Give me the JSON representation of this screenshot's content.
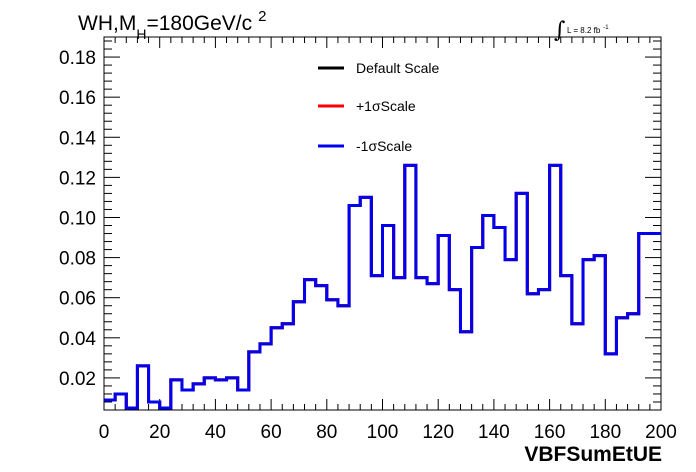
{
  "chart_data": {
    "type": "line",
    "step": true,
    "title": "WH,M",
    "title_subscript": "H",
    "title_suffix": "=180GeV/c",
    "title_superscript": "2",
    "annotation": "L = 8.2 fb",
    "annotation_superscript": "-1",
    "xlabel": "VBFSumEtUE",
    "ylabel": "",
    "xlim": [
      0,
      200
    ],
    "ylim": [
      0.004,
      0.19
    ],
    "xticks": [
      "0",
      "20",
      "40",
      "60",
      "80",
      "100",
      "120",
      "140",
      "160",
      "180",
      "200"
    ],
    "yticks": [
      "0.02",
      "0.04",
      "0.06",
      "0.08",
      "0.10",
      "0.12",
      "0.14",
      "0.16",
      "0.18"
    ],
    "legend_position": "top-center",
    "bin_edges": [
      0,
      4,
      8,
      12,
      16,
      20,
      24,
      28,
      32,
      36,
      40,
      44,
      48,
      52,
      56,
      60,
      64,
      68,
      72,
      76,
      80,
      84,
      88,
      92,
      96,
      100,
      104,
      108,
      112,
      116,
      120,
      124,
      128,
      132,
      136,
      140,
      144,
      148,
      152,
      156,
      160,
      164,
      168,
      172,
      176,
      180,
      184,
      188,
      192,
      196,
      200
    ],
    "series": [
      {
        "name": "Default Scale",
        "color": "#000000",
        "values": [
          0.009,
          0.012,
          0.005,
          0.026,
          0.008,
          0.005,
          0.019,
          0.014,
          0.017,
          0.02,
          0.019,
          0.02,
          0.014,
          0.033,
          0.037,
          0.045,
          0.047,
          0.058,
          0.069,
          0.066,
          0.059,
          0.056,
          0.106,
          0.11,
          0.071,
          0.096,
          0.07,
          0.126,
          0.07,
          0.067,
          0.091,
          0.064,
          0.043,
          0.085,
          0.101,
          0.095,
          0.079,
          0.112,
          0.062,
          0.064,
          0.126,
          0.071,
          0.047,
          0.079,
          0.081,
          0.032,
          0.05,
          0.052,
          0.092,
          0.092
        ]
      },
      {
        "name": "+1σScale",
        "color": "#ff0000",
        "values": [
          0.009,
          0.012,
          0.005,
          0.026,
          0.008,
          0.005,
          0.019,
          0.014,
          0.017,
          0.02,
          0.019,
          0.02,
          0.014,
          0.033,
          0.037,
          0.045,
          0.047,
          0.058,
          0.069,
          0.066,
          0.059,
          0.056,
          0.106,
          0.11,
          0.071,
          0.096,
          0.07,
          0.126,
          0.07,
          0.067,
          0.091,
          0.064,
          0.043,
          0.085,
          0.101,
          0.095,
          0.079,
          0.112,
          0.062,
          0.064,
          0.126,
          0.071,
          0.047,
          0.079,
          0.081,
          0.032,
          0.05,
          0.052,
          0.092,
          0.092
        ]
      },
      {
        "name": "-1σScale",
        "color": "#0000ee",
        "values": [
          0.009,
          0.012,
          0.005,
          0.026,
          0.008,
          0.005,
          0.019,
          0.014,
          0.017,
          0.02,
          0.019,
          0.02,
          0.014,
          0.033,
          0.037,
          0.045,
          0.047,
          0.058,
          0.069,
          0.066,
          0.059,
          0.056,
          0.106,
          0.11,
          0.071,
          0.096,
          0.07,
          0.126,
          0.07,
          0.067,
          0.091,
          0.064,
          0.043,
          0.085,
          0.101,
          0.095,
          0.079,
          0.112,
          0.062,
          0.064,
          0.126,
          0.071,
          0.047,
          0.079,
          0.081,
          0.032,
          0.05,
          0.052,
          0.092,
          0.092
        ]
      }
    ]
  }
}
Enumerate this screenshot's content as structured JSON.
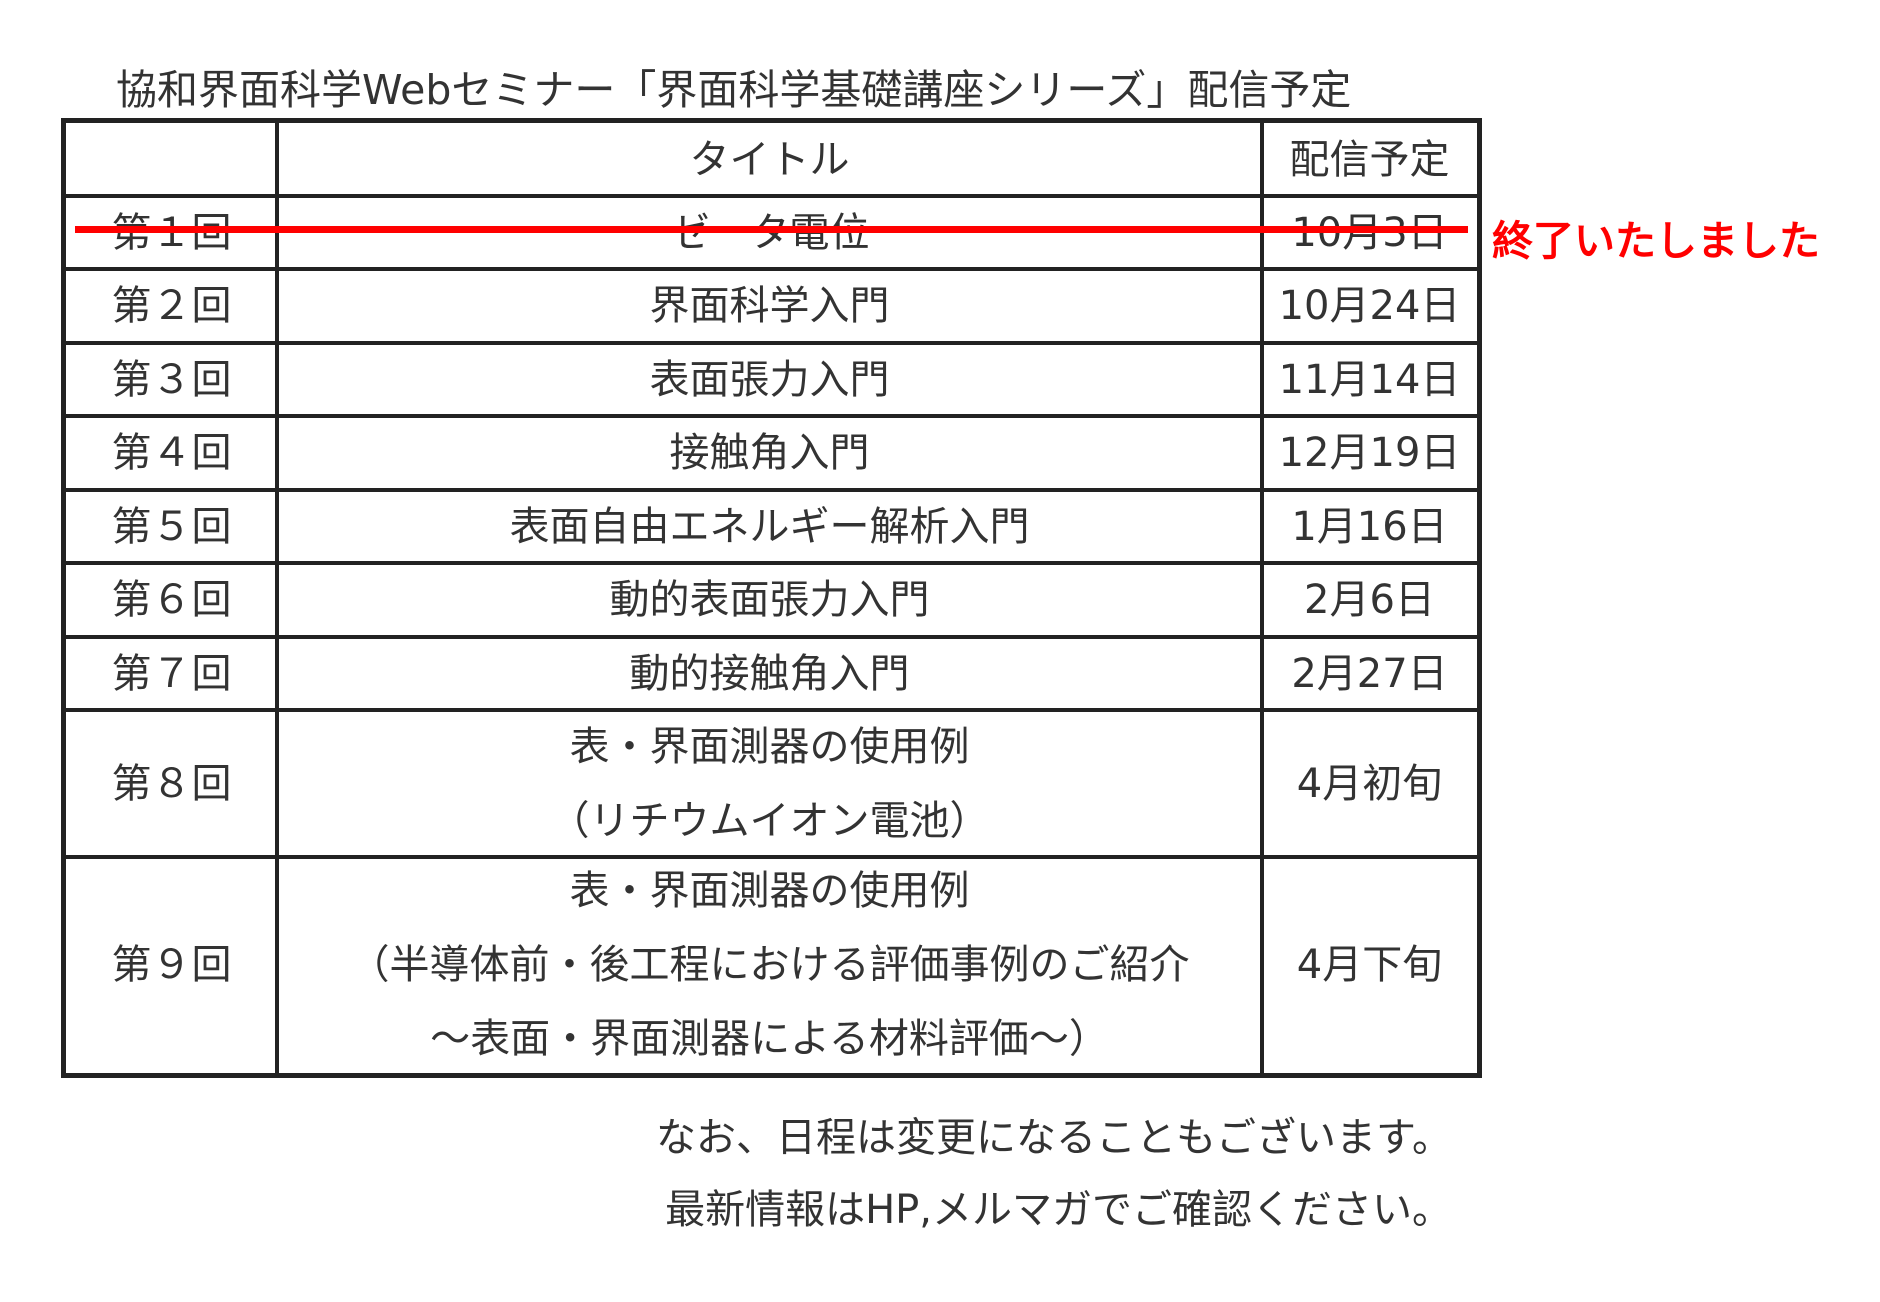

--- EXERCISE PROMPT ---
Keep the pictures out and write out the records exactly.

--- WRITTEN SOLUTION ---
Give me the JSON representation of this screenshot's content.
{
  "chart_data": {
    "type": "line",
    "step": true,
    "title": "WH,M",
    "title_subscript": "H",
    "title_suffix": "=180GeV/c",
    "title_superscript": "2",
    "annotation": "L = 8.2 fb",
    "annotation_superscript": "-1",
    "xlabel": "VBFSumEtUE",
    "ylabel": "",
    "xlim": [
      0,
      200
    ],
    "ylim": [
      0.004,
      0.19
    ],
    "xticks": [
      "0",
      "20",
      "40",
      "60",
      "80",
      "100",
      "120",
      "140",
      "160",
      "180",
      "200"
    ],
    "yticks": [
      "0.02",
      "0.04",
      "0.06",
      "0.08",
      "0.10",
      "0.12",
      "0.14",
      "0.16",
      "0.18"
    ],
    "legend_position": "top-center",
    "bin_edges": [
      0,
      4,
      8,
      12,
      16,
      20,
      24,
      28,
      32,
      36,
      40,
      44,
      48,
      52,
      56,
      60,
      64,
      68,
      72,
      76,
      80,
      84,
      88,
      92,
      96,
      100,
      104,
      108,
      112,
      116,
      120,
      124,
      128,
      132,
      136,
      140,
      144,
      148,
      152,
      156,
      160,
      164,
      168,
      172,
      176,
      180,
      184,
      188,
      192,
      196,
      200
    ],
    "series": [
      {
        "name": "Default Scale",
        "color": "#000000",
        "values": [
          0.009,
          0.012,
          0.005,
          0.026,
          0.008,
          0.005,
          0.019,
          0.014,
          0.017,
          0.02,
          0.019,
          0.02,
          0.014,
          0.033,
          0.037,
          0.045,
          0.047,
          0.058,
          0.069,
          0.066,
          0.059,
          0.056,
          0.106,
          0.11,
          0.071,
          0.096,
          0.07,
          0.126,
          0.07,
          0.067,
          0.091,
          0.064,
          0.043,
          0.085,
          0.101,
          0.095,
          0.079,
          0.112,
          0.062,
          0.064,
          0.126,
          0.071,
          0.047,
          0.079,
          0.081,
          0.032,
          0.05,
          0.052,
          0.092,
          0.092
        ]
      },
      {
        "name": "+1σScale",
        "color": "#ff0000",
        "values": [
          0.009,
          0.012,
          0.005,
          0.026,
          0.008,
          0.005,
          0.019,
          0.014,
          0.017,
          0.02,
          0.019,
          0.02,
          0.014,
          0.033,
          0.037,
          0.045,
          0.047,
          0.058,
          0.069,
          0.066,
          0.059,
          0.056,
          0.106,
          0.11,
          0.071,
          0.096,
          0.07,
          0.126,
          0.07,
          0.067,
          0.091,
          0.064,
          0.043,
          0.085,
          0.101,
          0.095,
          0.079,
          0.112,
          0.062,
          0.064,
          0.126,
          0.071,
          0.047,
          0.079,
          0.081,
          0.032,
          0.05,
          0.052,
          0.092,
          0.092
        ]
      },
      {
        "name": "-1σScale",
        "color": "#0000ee",
        "values": [
          0.009,
          0.012,
          0.005,
          0.026,
          0.008,
          0.005,
          0.019,
          0.014,
          0.017,
          0.02,
          0.019,
          0.02,
          0.014,
          0.033,
          0.037,
          0.045,
          0.047,
          0.058,
          0.069,
          0.066,
          0.059,
          0.056,
          0.106,
          0.11,
          0.071,
          0.096,
          0.07,
          0.126,
          0.07,
          0.067,
          0.091,
          0.064,
          0.043,
          0.085,
          0.101,
          0.095,
          0.079,
          0.112,
          0.062,
          0.064,
          0.126,
          0.071,
          0.047,
          0.079,
          0.081,
          0.032,
          0.05,
          0.052,
          0.092,
          0.092
        ]
      }
    ]
  }
}
Enumerate this screenshot's content as structured JSON.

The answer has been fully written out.